— START OF EXERCISE MATERIALS —

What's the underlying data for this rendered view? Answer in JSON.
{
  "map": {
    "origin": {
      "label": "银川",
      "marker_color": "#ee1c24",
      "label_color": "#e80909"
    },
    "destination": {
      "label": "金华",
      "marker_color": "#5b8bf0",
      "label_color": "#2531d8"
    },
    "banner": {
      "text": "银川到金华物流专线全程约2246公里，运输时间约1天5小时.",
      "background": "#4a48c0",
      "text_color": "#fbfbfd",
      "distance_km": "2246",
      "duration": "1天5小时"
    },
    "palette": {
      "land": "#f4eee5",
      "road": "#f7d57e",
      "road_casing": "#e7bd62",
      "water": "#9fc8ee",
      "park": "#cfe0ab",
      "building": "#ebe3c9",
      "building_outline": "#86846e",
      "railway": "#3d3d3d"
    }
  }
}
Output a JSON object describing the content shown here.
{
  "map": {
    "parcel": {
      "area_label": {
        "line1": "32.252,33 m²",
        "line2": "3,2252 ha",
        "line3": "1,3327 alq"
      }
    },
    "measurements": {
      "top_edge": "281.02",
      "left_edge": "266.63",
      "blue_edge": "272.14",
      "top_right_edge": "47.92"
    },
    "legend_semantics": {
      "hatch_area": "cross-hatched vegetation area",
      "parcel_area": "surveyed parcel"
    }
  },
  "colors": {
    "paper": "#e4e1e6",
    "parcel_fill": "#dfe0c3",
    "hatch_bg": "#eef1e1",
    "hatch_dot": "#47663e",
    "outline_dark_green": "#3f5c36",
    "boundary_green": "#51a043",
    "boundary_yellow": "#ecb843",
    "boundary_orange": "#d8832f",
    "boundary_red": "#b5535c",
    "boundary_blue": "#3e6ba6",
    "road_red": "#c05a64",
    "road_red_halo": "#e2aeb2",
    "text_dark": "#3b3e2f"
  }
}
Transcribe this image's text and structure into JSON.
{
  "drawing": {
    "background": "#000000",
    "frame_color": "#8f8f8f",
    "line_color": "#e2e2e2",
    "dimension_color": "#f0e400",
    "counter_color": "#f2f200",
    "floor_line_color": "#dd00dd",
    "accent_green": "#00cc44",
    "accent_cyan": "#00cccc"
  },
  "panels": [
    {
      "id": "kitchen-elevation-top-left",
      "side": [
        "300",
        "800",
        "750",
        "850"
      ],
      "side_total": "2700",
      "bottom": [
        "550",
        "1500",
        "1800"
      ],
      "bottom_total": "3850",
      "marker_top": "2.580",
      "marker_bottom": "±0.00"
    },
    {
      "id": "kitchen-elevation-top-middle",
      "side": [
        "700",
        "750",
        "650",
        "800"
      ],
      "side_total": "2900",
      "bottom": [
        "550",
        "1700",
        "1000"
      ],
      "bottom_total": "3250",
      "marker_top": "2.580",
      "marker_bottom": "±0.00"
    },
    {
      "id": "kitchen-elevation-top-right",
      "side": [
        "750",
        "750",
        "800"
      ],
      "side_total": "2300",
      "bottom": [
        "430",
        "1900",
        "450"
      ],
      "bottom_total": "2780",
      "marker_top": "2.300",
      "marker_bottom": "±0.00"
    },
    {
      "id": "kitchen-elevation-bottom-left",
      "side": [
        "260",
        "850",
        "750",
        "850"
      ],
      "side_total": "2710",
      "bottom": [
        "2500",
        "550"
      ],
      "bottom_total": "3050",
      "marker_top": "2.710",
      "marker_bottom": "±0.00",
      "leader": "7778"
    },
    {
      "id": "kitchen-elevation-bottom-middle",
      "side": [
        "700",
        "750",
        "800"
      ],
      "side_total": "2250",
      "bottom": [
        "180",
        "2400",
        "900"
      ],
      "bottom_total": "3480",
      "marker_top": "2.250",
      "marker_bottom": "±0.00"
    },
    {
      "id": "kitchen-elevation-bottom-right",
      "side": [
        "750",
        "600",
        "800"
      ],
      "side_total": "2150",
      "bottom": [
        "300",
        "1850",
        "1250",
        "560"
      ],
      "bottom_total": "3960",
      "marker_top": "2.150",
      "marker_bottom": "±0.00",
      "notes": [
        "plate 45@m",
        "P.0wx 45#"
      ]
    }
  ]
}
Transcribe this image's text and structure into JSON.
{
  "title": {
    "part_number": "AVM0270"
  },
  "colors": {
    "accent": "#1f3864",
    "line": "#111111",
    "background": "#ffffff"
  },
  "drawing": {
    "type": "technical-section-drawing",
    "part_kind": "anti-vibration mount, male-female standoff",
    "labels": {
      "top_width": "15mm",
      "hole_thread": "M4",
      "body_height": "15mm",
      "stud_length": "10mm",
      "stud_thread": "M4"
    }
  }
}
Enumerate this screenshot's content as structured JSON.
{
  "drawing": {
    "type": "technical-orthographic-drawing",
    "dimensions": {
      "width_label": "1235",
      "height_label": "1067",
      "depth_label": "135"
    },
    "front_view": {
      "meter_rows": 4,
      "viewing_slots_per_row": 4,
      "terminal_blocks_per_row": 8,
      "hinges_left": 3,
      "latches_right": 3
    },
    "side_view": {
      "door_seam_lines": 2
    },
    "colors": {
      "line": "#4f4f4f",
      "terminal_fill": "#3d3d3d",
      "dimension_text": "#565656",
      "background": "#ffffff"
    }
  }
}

— END OF EXERCISE MATERIALS —

AIM
Give the listing above again, word for word.

WRITTEN SOLUTION
What's the underlying data for this rendered view? Answer in JSON.
{
  "map": {
    "origin": {
      "label": "银川",
      "marker_color": "#ee1c24",
      "label_color": "#e80909"
    },
    "destination": {
      "label": "金华",
      "marker_color": "#5b8bf0",
      "label_color": "#2531d8"
    },
    "banner": {
      "text": "银川到金华物流专线全程约2246公里，运输时间约1天5小时.",
      "background": "#4a48c0",
      "text_color": "#fbfbfd",
      "distance_km": "2246",
      "duration": "1天5小时"
    },
    "palette": {
      "land": "#f4eee5",
      "road": "#f7d57e",
      "road_casing": "#e7bd62",
      "water": "#9fc8ee",
      "park": "#cfe0ab",
      "building": "#ebe3c9",
      "building_outline": "#86846e",
      "railway": "#3d3d3d"
    }
  }
}
Output a JSON object describing the content shown here.
{
  "map": {
    "parcel": {
      "area_label": {
        "line1": "32.252,33 m²",
        "line2": "3,2252 ha",
        "line3": "1,3327 alq"
      }
    },
    "measurements": {
      "top_edge": "281.02",
      "left_edge": "266.63",
      "blue_edge": "272.14",
      "top_right_edge": "47.92"
    },
    "legend_semantics": {
      "hatch_area": "cross-hatched vegetation area",
      "parcel_area": "surveyed parcel"
    }
  },
  "colors": {
    "paper": "#e4e1e6",
    "parcel_fill": "#dfe0c3",
    "hatch_bg": "#eef1e1",
    "hatch_dot": "#47663e",
    "outline_dark_green": "#3f5c36",
    "boundary_green": "#51a043",
    "boundary_yellow": "#ecb843",
    "boundary_orange": "#d8832f",
    "boundary_red": "#b5535c",
    "boundary_blue": "#3e6ba6",
    "road_red": "#c05a64",
    "road_red_halo": "#e2aeb2",
    "text_dark": "#3b3e2f"
  }
}
Transcribe this image's text and structure into JSON.
{
  "drawing": {
    "background": "#000000",
    "frame_color": "#8f8f8f",
    "line_color": "#e2e2e2",
    "dimension_color": "#f0e400",
    "counter_color": "#f2f200",
    "floor_line_color": "#dd00dd",
    "accent_green": "#00cc44",
    "accent_cyan": "#00cccc"
  },
  "panels": [
    {
      "id": "kitchen-elevation-top-left",
      "side": [
        "300",
        "800",
        "750",
        "850"
      ],
      "side_total": "2700",
      "bottom": [
        "550",
        "1500",
        "1800"
      ],
      "bottom_total": "3850",
      "marker_top": "2.580",
      "marker_bottom": "±0.00"
    },
    {
      "id": "kitchen-elevation-top-middle",
      "side": [
        "700",
        "750",
        "650",
        "800"
      ],
      "side_total": "2900",
      "bottom": [
        "550",
        "1700",
        "1000"
      ],
      "bottom_total": "3250",
      "marker_top": "2.580",
      "marker_bottom": "±0.00"
    },
    {
      "id": "kitchen-elevation-top-right",
      "side": [
        "750",
        "750",
        "800"
      ],
      "side_total": "2300",
      "bottom": [
        "430",
        "1900",
        "450"
      ],
      "bottom_total": "2780",
      "marker_top": "2.300",
      "marker_bottom": "±0.00"
    },
    {
      "id": "kitchen-elevation-bottom-left",
      "side": [
        "260",
        "850",
        "750",
        "850"
      ],
      "side_total": "2710",
      "bottom": [
        "2500",
        "550"
      ],
      "bottom_total": "3050",
      "marker_top": "2.710",
      "marker_bottom": "±0.00",
      "leader": "7778"
    },
    {
      "id": "kitchen-elevation-bottom-middle",
      "side": [
        "700",
        "750",
        "800"
      ],
      "side_total": "2250",
      "bottom": [
        "180",
        "2400",
        "900"
      ],
      "bottom_total": "3480",
      "marker_top": "2.250",
      "marker_bottom": "±0.00"
    },
    {
      "id": "kitchen-elevation-bottom-right",
      "side": [
        "750",
        "600",
        "800"
      ],
      "side_total": "2150",
      "bottom": [
        "300",
        "1850",
        "1250",
        "560"
      ],
      "bottom_total": "3960",
      "marker_top": "2.150",
      "marker_bottom": "±0.00",
      "notes": [
        "plate 45@m",
        "P.0wx 45#"
      ]
    }
  ]
}
Transcribe this image's text and structure into JSON.
{
  "title": {
    "part_number": "AVM0270"
  },
  "colors": {
    "accent": "#1f3864",
    "line": "#111111",
    "background": "#ffffff"
  },
  "drawing": {
    "type": "technical-section-drawing",
    "part_kind": "anti-vibration mount, male-female standoff",
    "labels": {
      "top_width": "15mm",
      "hole_thread": "M4",
      "body_height": "15mm",
      "stud_length": "10mm",
      "stud_thread": "M4"
    }
  }
}
Enumerate this screenshot's content as structured JSON.
{
  "drawing": {
    "type": "technical-orthographic-drawing",
    "dimensions": {
      "width_label": "1235",
      "height_label": "1067",
      "depth_label": "135"
    },
    "front_view": {
      "meter_rows": 4,
      "viewing_slots_per_row": 4,
      "terminal_blocks_per_row": 8,
      "hinges_left": 3,
      "latches_right": 3
    },
    "side_view": {
      "door_seam_lines": 2
    },
    "colors": {
      "line": "#4f4f4f",
      "terminal_fill": "#3d3d3d",
      "dimension_text": "#565656",
      "background": "#ffffff"
    }
  }
}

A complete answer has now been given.